§ Input for this task
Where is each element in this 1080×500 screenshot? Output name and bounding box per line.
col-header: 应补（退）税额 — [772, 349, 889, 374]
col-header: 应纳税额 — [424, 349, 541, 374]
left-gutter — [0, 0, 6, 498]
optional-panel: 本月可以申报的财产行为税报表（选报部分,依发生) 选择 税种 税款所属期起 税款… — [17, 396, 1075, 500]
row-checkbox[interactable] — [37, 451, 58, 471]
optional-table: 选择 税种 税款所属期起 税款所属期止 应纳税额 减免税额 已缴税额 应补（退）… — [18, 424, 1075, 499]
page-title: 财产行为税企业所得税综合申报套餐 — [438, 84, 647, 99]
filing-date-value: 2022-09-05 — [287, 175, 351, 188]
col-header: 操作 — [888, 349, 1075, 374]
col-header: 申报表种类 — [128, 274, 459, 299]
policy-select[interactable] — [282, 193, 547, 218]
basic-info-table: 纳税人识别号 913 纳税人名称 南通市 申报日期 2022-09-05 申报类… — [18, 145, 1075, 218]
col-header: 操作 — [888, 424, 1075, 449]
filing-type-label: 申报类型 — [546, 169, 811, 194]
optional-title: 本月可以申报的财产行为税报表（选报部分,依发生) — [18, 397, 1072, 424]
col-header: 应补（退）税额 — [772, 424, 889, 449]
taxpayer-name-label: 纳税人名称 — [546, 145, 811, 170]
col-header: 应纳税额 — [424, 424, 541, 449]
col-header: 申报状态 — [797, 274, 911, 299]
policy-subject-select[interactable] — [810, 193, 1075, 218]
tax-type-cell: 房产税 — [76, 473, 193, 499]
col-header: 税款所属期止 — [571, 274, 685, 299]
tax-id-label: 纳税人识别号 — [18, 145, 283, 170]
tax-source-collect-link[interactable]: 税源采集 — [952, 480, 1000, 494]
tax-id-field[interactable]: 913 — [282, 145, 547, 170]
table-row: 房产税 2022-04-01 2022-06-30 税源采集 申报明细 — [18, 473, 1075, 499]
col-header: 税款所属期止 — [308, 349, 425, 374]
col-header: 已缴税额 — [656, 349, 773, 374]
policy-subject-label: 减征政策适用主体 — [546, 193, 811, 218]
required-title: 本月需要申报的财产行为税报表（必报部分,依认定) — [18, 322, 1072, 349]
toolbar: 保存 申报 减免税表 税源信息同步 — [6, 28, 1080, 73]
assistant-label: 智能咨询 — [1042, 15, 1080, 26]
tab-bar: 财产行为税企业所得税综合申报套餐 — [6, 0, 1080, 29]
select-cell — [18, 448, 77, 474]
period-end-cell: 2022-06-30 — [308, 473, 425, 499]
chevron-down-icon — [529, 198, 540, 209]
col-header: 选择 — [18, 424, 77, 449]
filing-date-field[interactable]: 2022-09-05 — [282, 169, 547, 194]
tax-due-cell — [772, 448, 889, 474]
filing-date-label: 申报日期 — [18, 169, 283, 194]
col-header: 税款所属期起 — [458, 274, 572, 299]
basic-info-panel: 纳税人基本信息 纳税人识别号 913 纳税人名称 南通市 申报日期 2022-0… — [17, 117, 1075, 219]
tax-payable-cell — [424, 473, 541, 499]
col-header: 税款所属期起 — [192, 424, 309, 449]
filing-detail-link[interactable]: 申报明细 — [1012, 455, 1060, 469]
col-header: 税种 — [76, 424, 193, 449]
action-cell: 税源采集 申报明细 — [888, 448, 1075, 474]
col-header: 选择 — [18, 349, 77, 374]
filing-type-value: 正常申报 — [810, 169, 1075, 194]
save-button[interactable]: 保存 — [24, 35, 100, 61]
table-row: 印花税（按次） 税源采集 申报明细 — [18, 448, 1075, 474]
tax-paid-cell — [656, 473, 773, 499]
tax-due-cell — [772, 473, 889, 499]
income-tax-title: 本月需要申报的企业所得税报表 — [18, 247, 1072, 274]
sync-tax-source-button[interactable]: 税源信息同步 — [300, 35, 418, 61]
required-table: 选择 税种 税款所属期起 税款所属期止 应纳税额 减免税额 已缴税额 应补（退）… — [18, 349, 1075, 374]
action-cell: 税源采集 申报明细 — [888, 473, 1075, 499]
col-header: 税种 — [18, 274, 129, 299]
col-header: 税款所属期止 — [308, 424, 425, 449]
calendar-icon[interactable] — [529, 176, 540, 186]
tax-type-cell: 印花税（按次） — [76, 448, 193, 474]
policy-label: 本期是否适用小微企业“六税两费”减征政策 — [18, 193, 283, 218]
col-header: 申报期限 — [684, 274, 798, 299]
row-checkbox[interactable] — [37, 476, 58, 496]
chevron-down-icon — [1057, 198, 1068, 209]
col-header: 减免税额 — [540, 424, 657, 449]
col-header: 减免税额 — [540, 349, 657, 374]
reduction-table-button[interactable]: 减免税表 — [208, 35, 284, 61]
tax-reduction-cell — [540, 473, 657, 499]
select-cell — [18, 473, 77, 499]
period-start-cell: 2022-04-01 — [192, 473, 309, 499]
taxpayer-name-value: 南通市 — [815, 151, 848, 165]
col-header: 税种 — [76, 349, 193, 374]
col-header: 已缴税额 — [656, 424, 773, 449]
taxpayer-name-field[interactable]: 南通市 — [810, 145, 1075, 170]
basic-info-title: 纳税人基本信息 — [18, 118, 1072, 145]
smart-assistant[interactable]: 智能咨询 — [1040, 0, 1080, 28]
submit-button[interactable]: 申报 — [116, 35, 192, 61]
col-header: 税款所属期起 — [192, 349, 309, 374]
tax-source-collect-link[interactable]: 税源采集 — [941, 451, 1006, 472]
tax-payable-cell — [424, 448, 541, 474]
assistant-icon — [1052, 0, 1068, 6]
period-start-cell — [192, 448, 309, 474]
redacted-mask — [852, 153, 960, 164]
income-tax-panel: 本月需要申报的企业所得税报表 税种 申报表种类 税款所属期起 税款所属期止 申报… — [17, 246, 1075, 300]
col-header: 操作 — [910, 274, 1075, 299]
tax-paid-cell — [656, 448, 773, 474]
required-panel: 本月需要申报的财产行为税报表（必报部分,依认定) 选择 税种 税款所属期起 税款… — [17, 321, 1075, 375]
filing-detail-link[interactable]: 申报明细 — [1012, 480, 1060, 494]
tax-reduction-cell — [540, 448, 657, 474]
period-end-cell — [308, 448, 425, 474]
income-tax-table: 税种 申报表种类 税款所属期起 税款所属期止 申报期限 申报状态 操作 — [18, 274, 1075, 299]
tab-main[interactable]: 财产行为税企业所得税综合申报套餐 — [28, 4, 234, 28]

§ Aim
Update the records from the first line through the line containing "col-header: 已缴税额 — [656, 349, 773, 374]", inclusive, by replacing every occurrence of "col-header" with "column-header" and leaving everything else unchanged. Return only those lines.

§ Correct answer
Where is each element in this 1080×500 screenshot? Output name and bounding box per line.
column-header: 应补（退）税额 — [772, 349, 889, 374]
column-header: 应纳税额 — [424, 349, 541, 374]
left-gutter — [0, 0, 6, 498]
optional-panel: 本月可以申报的财产行为税报表（选报部分,依发生) 选择 税种 税款所属期起 税款… — [17, 396, 1075, 500]
row-checkbox[interactable] — [37, 451, 58, 471]
optional-table: 选择 税种 税款所属期起 税款所属期止 应纳税额 减免税额 已缴税额 应补（退）… — [18, 424, 1075, 499]
page-title: 财产行为税企业所得税综合申报套餐 — [438, 84, 647, 99]
filing-date-value: 2022-09-05 — [287, 175, 351, 188]
column-header: 操作 — [888, 349, 1075, 374]
column-header: 申报表种类 — [128, 274, 459, 299]
policy-select[interactable] — [282, 193, 547, 218]
basic-info-table: 纳税人识别号 913 纳税人名称 南通市 申报日期 2022-09-05 申报类… — [18, 145, 1075, 218]
column-header: 操作 — [888, 424, 1075, 449]
filing-type-label: 申报类型 — [546, 169, 811, 194]
optional-title: 本月可以申报的财产行为税报表（选报部分,依发生) — [18, 397, 1072, 424]
column-header: 应补（退）税额 — [772, 424, 889, 449]
taxpayer-name-label: 纳税人名称 — [546, 145, 811, 170]
column-header: 应纳税额 — [424, 424, 541, 449]
column-header: 申报状态 — [797, 274, 911, 299]
policy-subject-select[interactable] — [810, 193, 1075, 218]
tax-type-cell: 房产税 — [76, 473, 193, 499]
column-header: 税款所属期止 — [571, 274, 685, 299]
tax-id-label: 纳税人识别号 — [18, 145, 283, 170]
tax-source-collect-link[interactable]: 税源采集 — [952, 480, 1000, 494]
tax-id-field[interactable]: 913 — [282, 145, 547, 170]
table-row: 房产税 2022-04-01 2022-06-30 税源采集 申报明细 — [18, 473, 1075, 499]
column-header: 税款所属期止 — [308, 349, 425, 374]
column-header: 已缴税额 — [656, 349, 773, 374]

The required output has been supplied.